→ **SET PROBLEM**
Pick out each line of the records that includes the string "distance", and copy it.

# Start of SUPPLIED MATERIAL

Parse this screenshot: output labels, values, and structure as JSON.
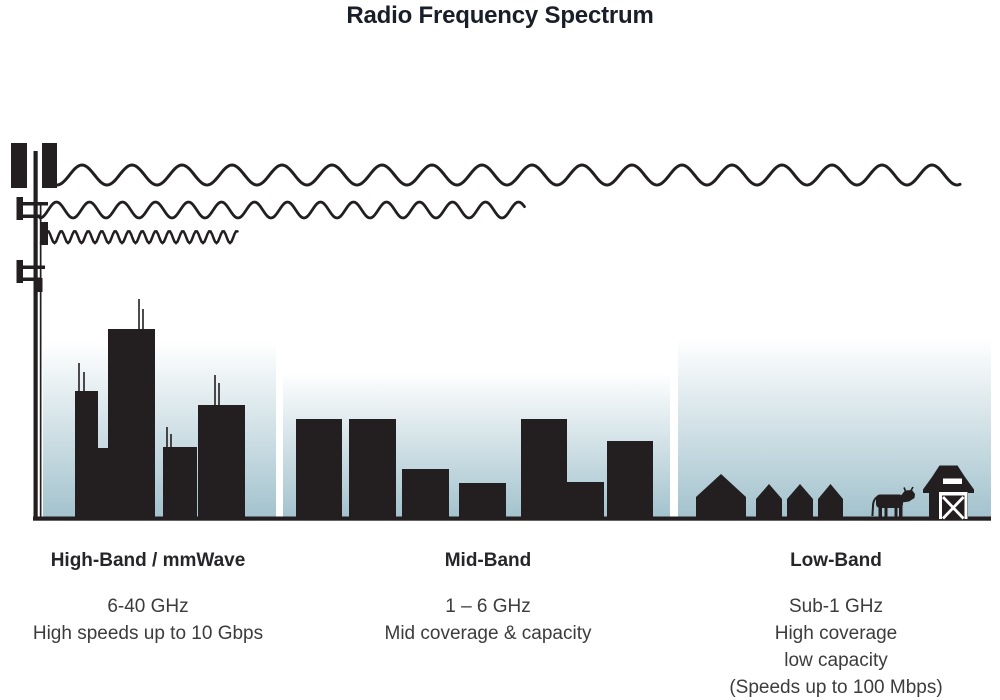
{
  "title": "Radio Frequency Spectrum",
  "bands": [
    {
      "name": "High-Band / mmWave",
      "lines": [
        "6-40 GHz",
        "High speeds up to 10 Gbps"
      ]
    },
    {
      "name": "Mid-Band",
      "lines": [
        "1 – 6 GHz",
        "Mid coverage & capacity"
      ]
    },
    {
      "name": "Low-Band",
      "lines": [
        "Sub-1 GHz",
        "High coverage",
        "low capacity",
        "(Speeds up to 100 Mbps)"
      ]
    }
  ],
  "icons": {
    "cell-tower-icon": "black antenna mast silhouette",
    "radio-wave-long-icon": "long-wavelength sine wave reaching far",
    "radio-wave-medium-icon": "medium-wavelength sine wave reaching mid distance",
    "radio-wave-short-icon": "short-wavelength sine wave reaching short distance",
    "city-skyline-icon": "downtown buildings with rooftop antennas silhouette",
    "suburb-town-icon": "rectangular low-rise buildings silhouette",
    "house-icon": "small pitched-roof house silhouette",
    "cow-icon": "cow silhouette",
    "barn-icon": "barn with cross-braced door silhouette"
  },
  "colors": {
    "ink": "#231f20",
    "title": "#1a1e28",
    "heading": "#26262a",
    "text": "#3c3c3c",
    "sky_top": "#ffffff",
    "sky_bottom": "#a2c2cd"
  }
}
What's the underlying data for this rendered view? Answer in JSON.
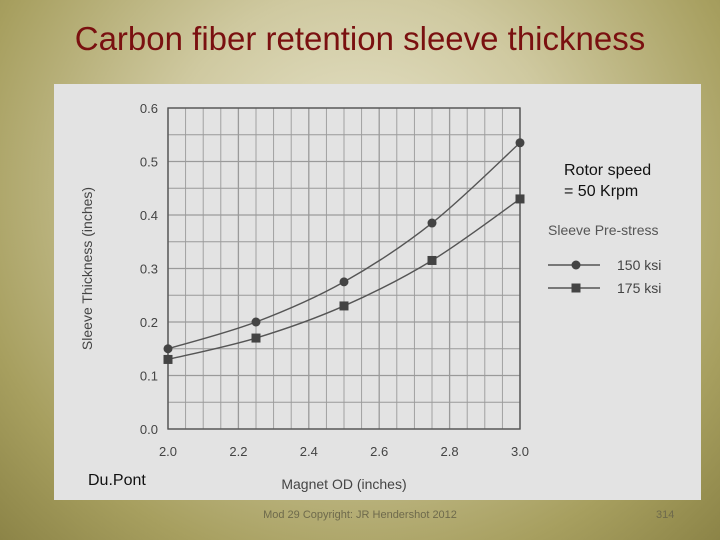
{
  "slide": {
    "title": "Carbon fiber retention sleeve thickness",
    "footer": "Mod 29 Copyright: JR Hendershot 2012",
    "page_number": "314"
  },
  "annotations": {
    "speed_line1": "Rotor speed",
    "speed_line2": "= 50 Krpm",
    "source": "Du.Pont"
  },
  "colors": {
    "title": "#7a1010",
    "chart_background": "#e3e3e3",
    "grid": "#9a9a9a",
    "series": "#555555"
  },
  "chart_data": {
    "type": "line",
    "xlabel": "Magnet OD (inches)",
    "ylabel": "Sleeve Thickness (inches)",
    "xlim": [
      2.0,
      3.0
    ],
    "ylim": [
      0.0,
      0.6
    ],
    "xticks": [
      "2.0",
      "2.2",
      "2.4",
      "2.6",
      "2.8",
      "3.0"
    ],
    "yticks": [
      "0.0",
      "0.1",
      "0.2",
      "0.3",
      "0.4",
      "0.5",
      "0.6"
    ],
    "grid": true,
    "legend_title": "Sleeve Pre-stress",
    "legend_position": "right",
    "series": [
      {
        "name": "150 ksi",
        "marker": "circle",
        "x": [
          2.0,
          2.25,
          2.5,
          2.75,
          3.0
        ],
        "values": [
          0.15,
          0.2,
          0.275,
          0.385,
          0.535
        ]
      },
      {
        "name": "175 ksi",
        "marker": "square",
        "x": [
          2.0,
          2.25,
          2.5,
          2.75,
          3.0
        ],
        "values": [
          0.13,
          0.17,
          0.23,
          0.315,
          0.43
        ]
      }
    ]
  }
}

# End of SUPPLIED MATERIAL
# Start of SUPPLIED MATERIAL

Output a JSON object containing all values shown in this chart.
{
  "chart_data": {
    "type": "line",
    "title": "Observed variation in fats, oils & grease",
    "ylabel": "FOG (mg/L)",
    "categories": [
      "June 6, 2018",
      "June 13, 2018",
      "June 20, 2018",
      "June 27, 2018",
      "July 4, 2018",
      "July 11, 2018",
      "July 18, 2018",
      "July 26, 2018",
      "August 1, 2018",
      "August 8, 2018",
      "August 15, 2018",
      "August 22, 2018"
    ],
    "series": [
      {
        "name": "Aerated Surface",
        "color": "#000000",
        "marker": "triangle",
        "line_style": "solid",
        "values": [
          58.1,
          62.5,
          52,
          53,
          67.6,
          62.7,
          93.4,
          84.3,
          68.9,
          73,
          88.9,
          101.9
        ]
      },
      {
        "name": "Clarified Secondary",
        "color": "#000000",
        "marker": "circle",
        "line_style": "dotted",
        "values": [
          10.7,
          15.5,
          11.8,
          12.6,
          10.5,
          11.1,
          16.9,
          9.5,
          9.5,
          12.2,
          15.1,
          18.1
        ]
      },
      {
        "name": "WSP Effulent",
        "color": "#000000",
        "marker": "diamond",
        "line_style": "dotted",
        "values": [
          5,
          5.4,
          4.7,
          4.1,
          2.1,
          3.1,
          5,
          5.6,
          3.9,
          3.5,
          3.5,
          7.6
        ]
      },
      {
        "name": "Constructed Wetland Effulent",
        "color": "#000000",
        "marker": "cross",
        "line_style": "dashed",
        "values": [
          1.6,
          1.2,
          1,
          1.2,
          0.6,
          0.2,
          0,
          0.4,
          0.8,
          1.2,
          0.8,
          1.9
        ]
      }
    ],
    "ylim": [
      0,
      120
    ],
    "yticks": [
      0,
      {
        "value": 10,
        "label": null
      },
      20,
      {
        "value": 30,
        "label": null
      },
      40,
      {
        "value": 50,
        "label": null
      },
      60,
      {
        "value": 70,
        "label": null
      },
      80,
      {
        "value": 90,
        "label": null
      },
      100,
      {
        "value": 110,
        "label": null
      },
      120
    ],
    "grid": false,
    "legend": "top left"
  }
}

# End of SUPPLIED MATERIAL

→ **SOLUTION TO THIS EXERCISE**
    "radio-wave-medium-icon": "medium-wavelength sine wave reaching mid distance",
    "radio-wave-short-icon": "short-wavelength sine wave reaching short distance",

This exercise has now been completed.